Extract every line of the rows below and reproduce each one word for word, with no changes.

(Dataset entries)
━━━━

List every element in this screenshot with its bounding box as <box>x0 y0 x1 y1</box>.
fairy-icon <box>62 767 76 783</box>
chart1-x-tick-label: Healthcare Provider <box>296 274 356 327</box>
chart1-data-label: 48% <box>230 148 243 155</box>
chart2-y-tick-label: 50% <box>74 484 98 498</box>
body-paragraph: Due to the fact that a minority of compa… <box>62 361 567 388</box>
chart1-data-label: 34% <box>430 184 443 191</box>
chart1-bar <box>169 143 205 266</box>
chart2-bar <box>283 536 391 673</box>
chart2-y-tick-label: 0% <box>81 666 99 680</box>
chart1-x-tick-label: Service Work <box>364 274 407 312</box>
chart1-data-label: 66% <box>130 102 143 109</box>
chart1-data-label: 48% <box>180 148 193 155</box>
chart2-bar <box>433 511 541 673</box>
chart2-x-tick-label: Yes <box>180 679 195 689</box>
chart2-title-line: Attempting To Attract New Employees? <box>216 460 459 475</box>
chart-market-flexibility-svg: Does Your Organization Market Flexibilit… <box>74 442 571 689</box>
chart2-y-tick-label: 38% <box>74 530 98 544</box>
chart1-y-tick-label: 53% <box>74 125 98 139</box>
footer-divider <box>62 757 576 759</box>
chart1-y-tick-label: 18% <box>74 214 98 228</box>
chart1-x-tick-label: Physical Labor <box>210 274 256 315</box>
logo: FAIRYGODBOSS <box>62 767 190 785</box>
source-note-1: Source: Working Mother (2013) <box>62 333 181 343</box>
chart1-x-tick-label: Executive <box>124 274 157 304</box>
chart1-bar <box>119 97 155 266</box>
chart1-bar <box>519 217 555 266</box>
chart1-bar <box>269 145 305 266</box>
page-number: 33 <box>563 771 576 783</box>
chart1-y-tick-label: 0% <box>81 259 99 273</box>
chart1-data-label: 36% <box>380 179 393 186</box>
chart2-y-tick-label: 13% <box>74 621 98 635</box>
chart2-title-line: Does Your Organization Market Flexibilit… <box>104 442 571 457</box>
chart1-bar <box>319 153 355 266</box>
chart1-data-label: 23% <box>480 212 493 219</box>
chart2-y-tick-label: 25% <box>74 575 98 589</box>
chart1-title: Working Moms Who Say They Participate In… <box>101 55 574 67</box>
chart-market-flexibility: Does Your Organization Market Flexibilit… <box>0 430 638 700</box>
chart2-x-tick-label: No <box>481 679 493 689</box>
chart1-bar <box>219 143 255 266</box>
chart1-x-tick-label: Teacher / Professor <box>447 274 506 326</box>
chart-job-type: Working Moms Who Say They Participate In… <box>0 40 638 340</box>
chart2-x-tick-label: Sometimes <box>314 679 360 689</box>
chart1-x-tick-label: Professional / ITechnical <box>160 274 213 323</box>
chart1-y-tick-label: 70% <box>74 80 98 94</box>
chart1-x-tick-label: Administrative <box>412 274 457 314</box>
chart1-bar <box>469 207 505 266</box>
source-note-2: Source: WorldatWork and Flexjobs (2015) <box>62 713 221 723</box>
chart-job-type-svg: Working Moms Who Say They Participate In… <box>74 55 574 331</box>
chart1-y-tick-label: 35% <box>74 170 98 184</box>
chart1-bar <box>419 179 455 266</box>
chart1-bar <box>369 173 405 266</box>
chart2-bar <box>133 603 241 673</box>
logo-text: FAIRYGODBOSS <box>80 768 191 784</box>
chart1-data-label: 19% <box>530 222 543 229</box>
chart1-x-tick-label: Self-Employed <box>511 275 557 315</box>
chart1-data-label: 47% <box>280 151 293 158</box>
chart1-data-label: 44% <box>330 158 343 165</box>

━━━━

→ **Answer for this exercise**:
List every element in this screenshot with its bounding box as <box>x0 y0 x1 y1</box>.
fairy-icon <box>62 767 76 783</box>
chart1-x-tick-label: Healthcare Provider <box>296 274 356 327</box>
chart1-data-label: 48% <box>230 148 243 155</box>
chart2-y-tick-label: 50% <box>74 484 98 498</box>
body-paragraph: Due to the fact that a minority of compa… <box>62 361 567 388</box>
chart1-data-label: 34% <box>430 184 443 191</box>
chart1-bar <box>169 143 205 266</box>
chart2-bar <box>283 536 391 673</box>
chart2-y-tick-label: 0% <box>81 666 99 680</box>
chart1-x-tick-label: Service Work <box>364 274 407 312</box>
chart1-data-label: 66% <box>130 102 143 109</box>
chart1-data-label: 48% <box>180 148 193 155</box>
chart2-bar <box>433 511 541 673</box>
chart2-x-tick-label: Yes <box>180 679 195 689</box>
chart2-title-line: Attempting To Attract New Employees? <box>216 460 459 475</box>
chart-market-flexibility-svg: Does Your Organization Market Flexibilit… <box>74 442 571 689</box>
chart2-y-tick-label: 38% <box>74 530 98 544</box>
chart1-y-tick-label: 53% <box>74 125 98 139</box>
footer-divider <box>62 757 576 759</box>
chart1-y-tick-label: 18% <box>74 214 98 228</box>
chart1-x-tick-label: Physical Labor <box>210 274 256 315</box>
logo: FAIRYGODBOSS <box>62 767 190 785</box>
source-note-1: Source: Working Mother (2013) <box>62 333 181 343</box>
chart1-x-tick-label: Executive <box>124 274 157 304</box>
chart1-bar <box>119 97 155 266</box>
chart1-bar <box>519 217 555 266</box>
chart1-bar <box>269 145 305 266</box>
page-number: 33 <box>563 771 576 783</box>
chart1-y-tick-label: 0% <box>81 259 99 273</box>
chart1-data-label: 36% <box>380 179 393 186</box>
chart2-y-tick-label: 13% <box>74 621 98 635</box>
chart2-title-line: Does Your Organization Market Flexibilit… <box>104 442 571 457</box>
chart1-bar <box>319 153 355 266</box>
chart1-data-label: 23% <box>480 212 493 219</box>
chart2-y-tick-label: 25% <box>74 575 98 589</box>
chart1-title: Working Moms Who Say They Participate In… <box>101 55 574 67</box>
chart-market-flexibility: Does Your Organization Market Flexibilit… <box>0 430 638 700</box>
chart2-x-tick-label: No <box>481 679 493 689</box>
chart1-bar <box>219 143 255 266</box>
chart1-x-tick-label: Teacher / Professor <box>447 274 506 326</box>
chart-job-type: Working Moms Who Say They Participate In… <box>0 40 638 340</box>
chart2-x-tick-label: Sometimes <box>314 679 360 689</box>
chart1-x-tick-label: Professional / ITechnical <box>160 274 213 323</box>
chart1-y-tick-label: 70% <box>74 80 98 94</box>
chart1-x-tick-label: Administrative <box>412 274 457 314</box>
chart1-bar <box>469 207 505 266</box>
source-note-2: Source: WorldatWork and Flexjobs (2015) <box>62 713 221 723</box>
chart-job-type-svg: Working Moms Who Say They Participate In… <box>74 55 574 331</box>
chart1-y-tick-label: 35% <box>74 170 98 184</box>
chart1-bar <box>419 179 455 266</box>
chart1-bar <box>369 173 405 266</box>
chart2-bar <box>133 603 241 673</box>
logo-text: FAIRYGODBOSS <box>80 768 191 784</box>
chart1-data-label: 19% <box>530 222 543 229</box>
chart1-x-tick-label: Self-Employed <box>511 275 557 315</box>
chart1-data-label: 47% <box>280 151 293 158</box>
chart1-data-label: 44% <box>330 158 343 165</box>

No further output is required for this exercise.